> _Instruction_: Restate, word for word, every line of the data.
──────── Provided records ────────
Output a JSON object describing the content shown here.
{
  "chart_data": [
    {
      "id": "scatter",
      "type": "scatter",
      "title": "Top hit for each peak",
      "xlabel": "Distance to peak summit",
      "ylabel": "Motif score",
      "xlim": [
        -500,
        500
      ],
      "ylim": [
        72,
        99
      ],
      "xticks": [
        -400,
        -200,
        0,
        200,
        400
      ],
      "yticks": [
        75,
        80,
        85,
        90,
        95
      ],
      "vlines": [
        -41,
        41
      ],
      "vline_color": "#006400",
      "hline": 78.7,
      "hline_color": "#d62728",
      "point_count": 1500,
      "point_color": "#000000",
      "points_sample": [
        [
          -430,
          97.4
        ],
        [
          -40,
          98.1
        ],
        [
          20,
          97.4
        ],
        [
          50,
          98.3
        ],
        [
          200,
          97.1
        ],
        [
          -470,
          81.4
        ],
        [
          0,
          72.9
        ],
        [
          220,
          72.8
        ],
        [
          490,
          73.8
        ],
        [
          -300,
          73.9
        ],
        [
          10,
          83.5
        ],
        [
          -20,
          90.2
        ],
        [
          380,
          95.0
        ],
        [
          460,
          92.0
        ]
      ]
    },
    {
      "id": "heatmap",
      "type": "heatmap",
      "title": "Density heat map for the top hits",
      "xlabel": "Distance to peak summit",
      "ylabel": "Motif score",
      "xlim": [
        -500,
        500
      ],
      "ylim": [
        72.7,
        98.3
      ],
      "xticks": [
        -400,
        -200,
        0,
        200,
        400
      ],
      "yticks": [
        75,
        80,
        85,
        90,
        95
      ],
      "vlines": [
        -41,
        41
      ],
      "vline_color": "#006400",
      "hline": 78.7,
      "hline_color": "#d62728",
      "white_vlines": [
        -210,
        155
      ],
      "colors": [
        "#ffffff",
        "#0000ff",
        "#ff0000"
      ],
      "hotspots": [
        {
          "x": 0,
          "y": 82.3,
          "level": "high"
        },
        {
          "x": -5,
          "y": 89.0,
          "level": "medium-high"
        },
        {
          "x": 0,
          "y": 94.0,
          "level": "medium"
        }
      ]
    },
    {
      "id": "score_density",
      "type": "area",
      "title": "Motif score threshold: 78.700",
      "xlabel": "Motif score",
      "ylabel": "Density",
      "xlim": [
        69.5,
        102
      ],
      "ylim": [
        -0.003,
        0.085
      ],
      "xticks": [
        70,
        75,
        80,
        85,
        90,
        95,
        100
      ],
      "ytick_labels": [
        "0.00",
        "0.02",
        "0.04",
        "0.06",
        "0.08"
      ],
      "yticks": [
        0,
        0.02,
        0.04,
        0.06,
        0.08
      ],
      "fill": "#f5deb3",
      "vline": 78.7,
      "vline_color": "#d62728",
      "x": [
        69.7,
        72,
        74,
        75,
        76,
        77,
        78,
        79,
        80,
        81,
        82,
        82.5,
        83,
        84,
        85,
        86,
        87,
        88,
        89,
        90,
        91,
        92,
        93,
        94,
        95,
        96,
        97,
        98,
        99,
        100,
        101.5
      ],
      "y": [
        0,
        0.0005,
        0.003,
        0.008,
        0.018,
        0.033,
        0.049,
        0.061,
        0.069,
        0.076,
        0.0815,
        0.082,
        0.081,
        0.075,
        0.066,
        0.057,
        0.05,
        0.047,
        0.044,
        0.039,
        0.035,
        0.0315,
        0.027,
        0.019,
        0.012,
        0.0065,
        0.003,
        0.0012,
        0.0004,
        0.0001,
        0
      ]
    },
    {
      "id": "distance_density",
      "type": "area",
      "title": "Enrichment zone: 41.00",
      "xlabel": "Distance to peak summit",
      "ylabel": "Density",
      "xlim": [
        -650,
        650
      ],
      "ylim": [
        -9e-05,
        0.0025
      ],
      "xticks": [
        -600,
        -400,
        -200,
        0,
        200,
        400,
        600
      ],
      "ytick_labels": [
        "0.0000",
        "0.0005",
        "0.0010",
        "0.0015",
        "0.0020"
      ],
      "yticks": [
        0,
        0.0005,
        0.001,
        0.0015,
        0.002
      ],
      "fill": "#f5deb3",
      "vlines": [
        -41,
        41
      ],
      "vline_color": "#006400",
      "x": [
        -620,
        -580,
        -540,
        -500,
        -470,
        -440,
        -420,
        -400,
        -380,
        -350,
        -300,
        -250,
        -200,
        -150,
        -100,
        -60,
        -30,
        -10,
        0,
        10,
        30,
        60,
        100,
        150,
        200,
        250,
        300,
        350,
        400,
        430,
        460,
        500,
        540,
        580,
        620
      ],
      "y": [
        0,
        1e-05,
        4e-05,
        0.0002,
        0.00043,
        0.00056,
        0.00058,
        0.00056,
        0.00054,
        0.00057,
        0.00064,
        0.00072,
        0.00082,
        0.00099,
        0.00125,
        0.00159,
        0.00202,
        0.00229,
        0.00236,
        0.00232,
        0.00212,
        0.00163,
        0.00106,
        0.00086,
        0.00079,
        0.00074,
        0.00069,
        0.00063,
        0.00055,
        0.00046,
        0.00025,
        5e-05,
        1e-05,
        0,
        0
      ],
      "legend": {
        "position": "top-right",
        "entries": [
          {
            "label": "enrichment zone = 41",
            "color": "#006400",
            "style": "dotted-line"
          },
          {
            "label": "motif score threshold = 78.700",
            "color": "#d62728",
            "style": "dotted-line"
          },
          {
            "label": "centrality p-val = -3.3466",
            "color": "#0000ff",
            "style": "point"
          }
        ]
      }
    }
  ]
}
────────
> _Answer for this exercise_:
Output a JSON object describing the content shown here.
{
  "chart_data": [
    {
      "id": "scatter",
      "type": "scatter",
      "title": "Top hit for each peak",
      "xlabel": "Distance to peak summit",
      "ylabel": "Motif score",
      "xlim": [
        -500,
        500
      ],
      "ylim": [
        72,
        99
      ],
      "xticks": [
        -400,
        -200,
        0,
        200,
        400
      ],
      "yticks": [
        75,
        80,
        85,
        90,
        95
      ],
      "vlines": [
        -41,
        41
      ],
      "vline_color": "#006400",
      "hline": 78.7,
      "hline_color": "#d62728",
      "point_count": 1500,
      "point_color": "#000000",
      "points_sample": [
        [
          -430,
          97.4
        ],
        [
          -40,
          98.1
        ],
        [
          20,
          97.4
        ],
        [
          50,
          98.3
        ],
        [
          200,
          97.1
        ],
        [
          -470,
          81.4
        ],
        [
          0,
          72.9
        ],
        [
          220,
          72.8
        ],
        [
          490,
          73.8
        ],
        [
          -300,
          73.9
        ],
        [
          10,
          83.5
        ],
        [
          -20,
          90.2
        ],
        [
          380,
          95.0
        ],
        [
          460,
          92.0
        ]
      ]
    },
    {
      "id": "heatmap",
      "type": "heatmap",
      "title": "Density heat map for the top hits",
      "xlabel": "Distance to peak summit",
      "ylabel": "Motif score",
      "xlim": [
        -500,
        500
      ],
      "ylim": [
        72.7,
        98.3
      ],
      "xticks": [
        -400,
        -200,
        0,
        200,
        400
      ],
      "yticks": [
        75,
        80,
        85,
        90,
        95
      ],
      "vlines": [
        -41,
        41
      ],
      "vline_color": "#006400",
      "hline": 78.7,
      "hline_color": "#d62728",
      "white_vlines": [
        -210,
        155
      ],
      "colors": [
        "#ffffff",
        "#0000ff",
        "#ff0000"
      ],
      "hotspots": [
        {
          "x": 0,
          "y": 82.3,
          "level": "high"
        },
        {
          "x": -5,
          "y": 89.0,
          "level": "medium-high"
        },
        {
          "x": 0,
          "y": 94.0,
          "level": "medium"
        }
      ]
    },
    {
      "id": "score_density",
      "type": "area",
      "title": "Motif score threshold: 78.700",
      "xlabel": "Motif score",
      "ylabel": "Density",
      "xlim": [
        69.5,
        102
      ],
      "ylim": [
        -0.003,
        0.085
      ],
      "xticks": [
        70,
        75,
        80,
        85,
        90,
        95,
        100
      ],
      "ytick_labels": [
        "0.00",
        "0.02",
        "0.04",
        "0.06",
        "0.08"
      ],
      "yticks": [
        0,
        0.02,
        0.04,
        0.06,
        0.08
      ],
      "fill": "#f5deb3",
      "vline": 78.7,
      "vline_color": "#d62728",
      "x": [
        69.7,
        72,
        74,
        75,
        76,
        77,
        78,
        79,
        80,
        81,
        82,
        82.5,
        83,
        84,
        85,
        86,
        87,
        88,
        89,
        90,
        91,
        92,
        93,
        94,
        95,
        96,
        97,
        98,
        99,
        100,
        101.5
      ],
      "y": [
        0,
        0.0005,
        0.003,
        0.008,
        0.018,
        0.033,
        0.049,
        0.061,
        0.069,
        0.076,
        0.0815,
        0.082,
        0.081,
        0.075,
        0.066,
        0.057,
        0.05,
        0.047,
        0.044,
        0.039,
        0.035,
        0.0315,
        0.027,
        0.019,
        0.012,
        0.0065,
        0.003,
        0.0012,
        0.0004,
        0.0001,
        0
      ]
    },
    {
      "id": "distance_density",
      "type": "area",
      "title": "Enrichment zone: 41.00",
      "xlabel": "Distance to peak summit",
      "ylabel": "Density",
      "xlim": [
        -650,
        650
      ],
      "ylim": [
        -9e-05,
        0.0025
      ],
      "xticks": [
        -600,
        -400,
        -200,
        0,
        200,
        400,
        600
      ],
      "ytick_labels": [
        "0.0000",
        "0.0005",
        "0.0010",
        "0.0015",
        "0.0020"
      ],
      "yticks": [
        0,
        0.0005,
        0.001,
        0.0015,
        0.002
      ],
      "fill": "#f5deb3",
      "vlines": [
        -41,
        41
      ],
      "vline_color": "#006400",
      "x": [
        -620,
        -580,
        -540,
        -500,
        -470,
        -440,
        -420,
        -400,
        -380,
        -350,
        -300,
        -250,
        -200,
        -150,
        -100,
        -60,
        -30,
        -10,
        0,
        10,
        30,
        60,
        100,
        150,
        200,
        250,
        300,
        350,
        400,
        430,
        460,
        500,
        540,
        580,
        620
      ],
      "y": [
        0,
        1e-05,
        4e-05,
        0.0002,
        0.00043,
        0.00056,
        0.00058,
        0.00056,
        0.00054,
        0.00057,
        0.00064,
        0.00072,
        0.00082,
        0.00099,
        0.00125,
        0.00159,
        0.00202,
        0.00229,
        0.00236,
        0.00232,
        0.00212,
        0.00163,
        0.00106,
        0.00086,
        0.00079,
        0.00074,
        0.00069,
        0.00063,
        0.00055,
        0.00046,
        0.00025,
        5e-05,
        1e-05,
        0,
        0
      ],
      "legend": {
        "position": "top-right",
        "entries": [
          {
            "label": "enrichment zone = 41",
            "color": "#006400",
            "style": "dotted-line"
          },
          {
            "label": "motif score threshold = 78.700",
            "color": "#d62728",
            "style": "dotted-line"
          },
          {
            "label": "centrality p-val = -3.3466",
            "color": "#0000ff",
            "style": "point"
          }
        ]
      }
    }
  ]
}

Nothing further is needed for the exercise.